TASK PROMPT: Check every line of the entries for "grid", and copy the lines that hold it.
§
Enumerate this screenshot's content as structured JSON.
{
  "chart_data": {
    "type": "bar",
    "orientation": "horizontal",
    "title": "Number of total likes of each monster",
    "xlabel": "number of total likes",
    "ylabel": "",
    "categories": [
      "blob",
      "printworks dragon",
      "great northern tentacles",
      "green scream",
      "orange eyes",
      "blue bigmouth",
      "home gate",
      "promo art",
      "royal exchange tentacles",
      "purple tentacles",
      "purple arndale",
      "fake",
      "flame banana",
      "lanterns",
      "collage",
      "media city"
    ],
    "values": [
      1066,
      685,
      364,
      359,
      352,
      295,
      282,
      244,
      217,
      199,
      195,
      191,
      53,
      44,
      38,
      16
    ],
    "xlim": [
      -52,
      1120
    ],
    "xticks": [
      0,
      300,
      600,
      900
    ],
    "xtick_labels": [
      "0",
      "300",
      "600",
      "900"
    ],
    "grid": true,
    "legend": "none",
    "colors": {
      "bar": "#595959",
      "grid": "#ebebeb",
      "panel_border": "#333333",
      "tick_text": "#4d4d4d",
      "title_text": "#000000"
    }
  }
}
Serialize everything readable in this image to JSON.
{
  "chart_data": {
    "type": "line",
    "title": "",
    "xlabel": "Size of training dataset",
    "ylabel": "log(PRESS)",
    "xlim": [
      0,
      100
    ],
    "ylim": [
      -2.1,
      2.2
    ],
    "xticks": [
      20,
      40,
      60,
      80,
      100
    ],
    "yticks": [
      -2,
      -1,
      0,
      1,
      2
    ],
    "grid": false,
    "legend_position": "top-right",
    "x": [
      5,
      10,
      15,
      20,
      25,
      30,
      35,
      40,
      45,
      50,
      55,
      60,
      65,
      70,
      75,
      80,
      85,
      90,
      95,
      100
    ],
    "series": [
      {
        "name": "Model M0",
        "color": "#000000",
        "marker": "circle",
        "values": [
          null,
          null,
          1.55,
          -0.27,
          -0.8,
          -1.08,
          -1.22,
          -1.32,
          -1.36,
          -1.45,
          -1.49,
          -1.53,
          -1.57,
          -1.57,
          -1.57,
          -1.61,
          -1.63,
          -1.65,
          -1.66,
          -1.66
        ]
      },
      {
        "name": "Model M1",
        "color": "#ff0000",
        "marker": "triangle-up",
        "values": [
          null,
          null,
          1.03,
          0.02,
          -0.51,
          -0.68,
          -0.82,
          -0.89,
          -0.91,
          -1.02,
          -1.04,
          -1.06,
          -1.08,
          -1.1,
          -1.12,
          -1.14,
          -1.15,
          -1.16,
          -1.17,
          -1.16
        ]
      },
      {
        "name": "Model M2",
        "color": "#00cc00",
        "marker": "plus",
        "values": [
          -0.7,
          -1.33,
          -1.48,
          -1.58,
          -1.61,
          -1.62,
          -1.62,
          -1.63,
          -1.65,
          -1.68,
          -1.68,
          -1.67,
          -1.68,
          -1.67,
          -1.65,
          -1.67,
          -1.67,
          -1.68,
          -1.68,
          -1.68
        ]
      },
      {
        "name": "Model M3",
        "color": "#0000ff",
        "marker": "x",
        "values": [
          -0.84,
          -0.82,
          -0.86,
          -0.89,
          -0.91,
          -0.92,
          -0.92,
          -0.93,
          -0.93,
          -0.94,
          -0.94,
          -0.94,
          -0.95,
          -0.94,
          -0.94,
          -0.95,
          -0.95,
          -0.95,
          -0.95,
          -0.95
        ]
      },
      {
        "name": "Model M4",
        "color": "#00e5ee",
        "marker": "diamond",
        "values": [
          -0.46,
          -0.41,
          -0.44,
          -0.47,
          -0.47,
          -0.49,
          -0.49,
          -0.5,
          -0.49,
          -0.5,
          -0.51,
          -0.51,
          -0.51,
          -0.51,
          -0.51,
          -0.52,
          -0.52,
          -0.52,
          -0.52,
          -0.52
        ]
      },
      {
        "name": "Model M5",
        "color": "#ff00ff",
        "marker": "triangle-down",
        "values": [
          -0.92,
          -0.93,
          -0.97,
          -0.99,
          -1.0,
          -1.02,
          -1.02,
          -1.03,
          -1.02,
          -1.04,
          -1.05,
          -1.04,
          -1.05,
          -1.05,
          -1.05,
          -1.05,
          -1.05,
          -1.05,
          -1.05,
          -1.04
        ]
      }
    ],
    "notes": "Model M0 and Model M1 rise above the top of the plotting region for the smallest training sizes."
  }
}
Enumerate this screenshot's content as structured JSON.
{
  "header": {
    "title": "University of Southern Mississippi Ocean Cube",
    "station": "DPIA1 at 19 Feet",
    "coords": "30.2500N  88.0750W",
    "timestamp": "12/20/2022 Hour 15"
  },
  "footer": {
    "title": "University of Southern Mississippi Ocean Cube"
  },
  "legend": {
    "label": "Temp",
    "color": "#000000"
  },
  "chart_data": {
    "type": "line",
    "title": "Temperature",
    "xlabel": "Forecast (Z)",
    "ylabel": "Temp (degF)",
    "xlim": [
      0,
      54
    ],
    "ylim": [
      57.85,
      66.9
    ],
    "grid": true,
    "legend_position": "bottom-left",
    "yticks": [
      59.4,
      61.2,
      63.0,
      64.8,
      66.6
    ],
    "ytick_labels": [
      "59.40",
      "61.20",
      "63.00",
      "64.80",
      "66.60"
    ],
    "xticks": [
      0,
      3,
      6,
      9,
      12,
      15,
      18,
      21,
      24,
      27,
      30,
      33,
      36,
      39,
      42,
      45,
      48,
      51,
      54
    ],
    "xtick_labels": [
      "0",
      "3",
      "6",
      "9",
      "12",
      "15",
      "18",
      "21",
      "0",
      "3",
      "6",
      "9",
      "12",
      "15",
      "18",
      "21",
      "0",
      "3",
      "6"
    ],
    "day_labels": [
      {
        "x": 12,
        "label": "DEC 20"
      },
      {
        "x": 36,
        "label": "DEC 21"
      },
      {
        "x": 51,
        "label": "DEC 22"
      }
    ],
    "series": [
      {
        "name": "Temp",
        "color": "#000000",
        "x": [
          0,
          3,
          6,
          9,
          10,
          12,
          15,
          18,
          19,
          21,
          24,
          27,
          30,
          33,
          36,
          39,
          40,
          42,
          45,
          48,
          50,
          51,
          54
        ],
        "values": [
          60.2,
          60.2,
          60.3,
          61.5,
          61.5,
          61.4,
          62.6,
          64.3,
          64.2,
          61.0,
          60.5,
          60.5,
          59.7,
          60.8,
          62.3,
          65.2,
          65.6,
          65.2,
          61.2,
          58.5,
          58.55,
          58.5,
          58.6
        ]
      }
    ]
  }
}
§
COMPLETED TASK:
    "grid": true,
      "grid": "#ebebeb",
    "grid": false,
    "grid": true,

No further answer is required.